Filter these entries so that only lines with the word "luvassa" remain.

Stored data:
»»

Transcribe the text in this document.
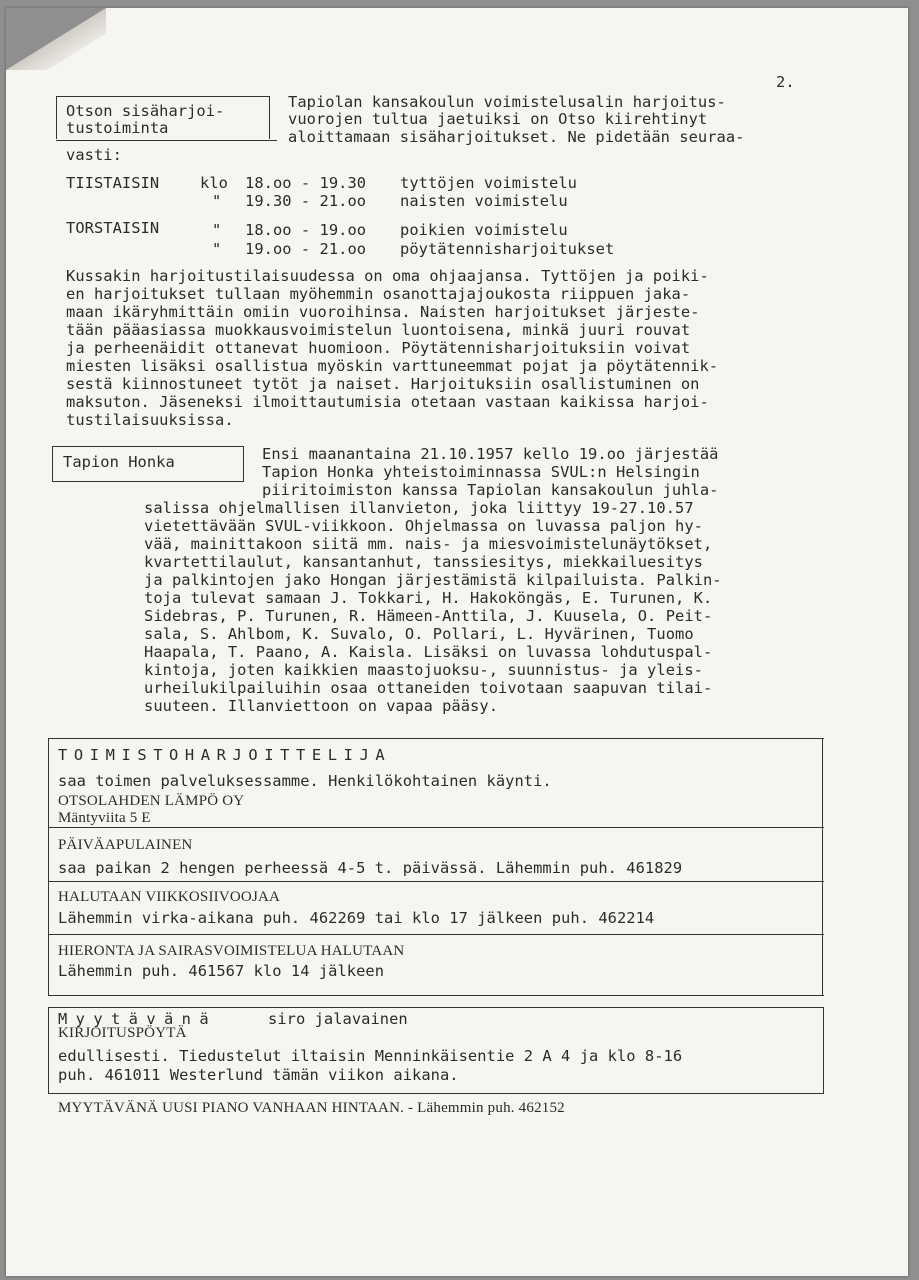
2.
Otson sisäharjoi-
tustoiminta
Tapiolan kansakoulun voimistelusalin harjoitus-
vuorojen tultua jaetuiksi on Otso kiirehtinyt
aloittamaan sisäharjoitukset. Ne pidetään seuraa-
vasti:
TIISTAISIN	klo 18.oo - 19.30 tyttöjen voimistelu
" 19.30 - 21.oo naisten voimistelu
TORSTAISIN	" 18.oo - 19.oo poikien voimistelu
" 19.oo - 21.oo pöytätennisharjoitukset
Kussakin harjoitustilaisuudessa on oma ohjaajansa. Tyttöjen ja poiki-
en harjoitukset tullaan myöhemmin osanottajajoukosta riippuen jaka-
maan ikäryhmittäin omiin vuoroihinsa. Naisten harjoitukset järjeste-
tään pääasiassa muokkausvoimistelun luontoisena, minkä juuri rouvat
ja perheenäidit ottanevat huomioon. Pöytätennisharjoituksiin voivat
miesten lisäksi osallistua myöskin varttuneemmat pojat ja pöytätennik-
sestä kiinnostuneet tytöt ja naiset. Harjoituksiin osallistuminen on
maksuton. Jäseneksi ilmoittautumisia otetaan vastaan kaikissa harjoi-
tustilaisuuksissa.
Tapion Honka	Ensi maanantaina 21.10.1957 kello 19.oo järjestää
Tapion Honka yhteistoiminnassa SVUL:n Helsingin
piiritoimiston kanssa Tapiolan kansakoulun juhla-
salissa ohjelmallisen illanvieton, joka liittyy 19-27.10.57
vietettävään SVUL-viikkoon. Ohjelmassa on luvassa paljon hy-
vää, mainittakoon siitä mm. nais- ja miesvoimistelunäytökset,
kvartettilaulut, kansantanhut, tanssiesitys, miekkailuesitys
ja palkintojen jako Hongan järjestämistä kilpailuista. Palkin-
toja tulevat samaan J. Tokkari, H. Hakoköngäs, E. Turunen, K.
Sidebras, P. Turunen, R. Hämeen-Anttila, J. Kuusela, O. Peit-
sala, S. Ahlbom, K. Suvalo, O. Pollari, L. Hyvärinen, Tuomo
Haapala, T. Paano, A. Kaisla. Lisäksi on luvassa lohdutuspal-
kintoja, joten kaikkien maastojuoksu-, suunnistus- ja yleis-
urheilukilpailuihin osaa ottaneiden toivotaan saapuvan tilai-
suuteen. Illanviettoon on vapaa pääsy.
TOIMISTOHARJOITTELIJA
saa toimen palveluksessamme. Henkilökohtainen käynti.
OTSOLAHDEN LÄMPÖ OY
Mäntyviita 5 E
PÄIVÄAPULAINEN
saa paikan 2 hengen perheessä 4-5 t. päivässä. Lähemmin puh. 461829
HALUTAAN VIIKKOSIIVOOJAA
Lähemmin virka-aikana puh. 462269 tai klo 17 jälkeen puh. 462214
HIERONTA JA SAIRASVOIMISTELUA HALUTAAN
Lähemmin puh. 461567 klo 14 jälkeen
Myytävänä	siro jalavainen
KIRJOITUSPÖYTÄ
edullisesti. Tiedustelut iltaisin Menninkäisentie 2 A 4 ja klo 8-16
puh. 461011 Westerlund tämän viikon aikana.
MYYTÄVÄNÄ UUSI PIANO VANHAAN HINTAAN. - Lähemmin puh. 462152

««

=== Result below ===
vietettävään SVUL-viikkoon. Ohjelmassa on luvassa paljon hy-
Haapala, T. Paano, A. Kaisla. Lisäksi on luvassa lohdutuspal-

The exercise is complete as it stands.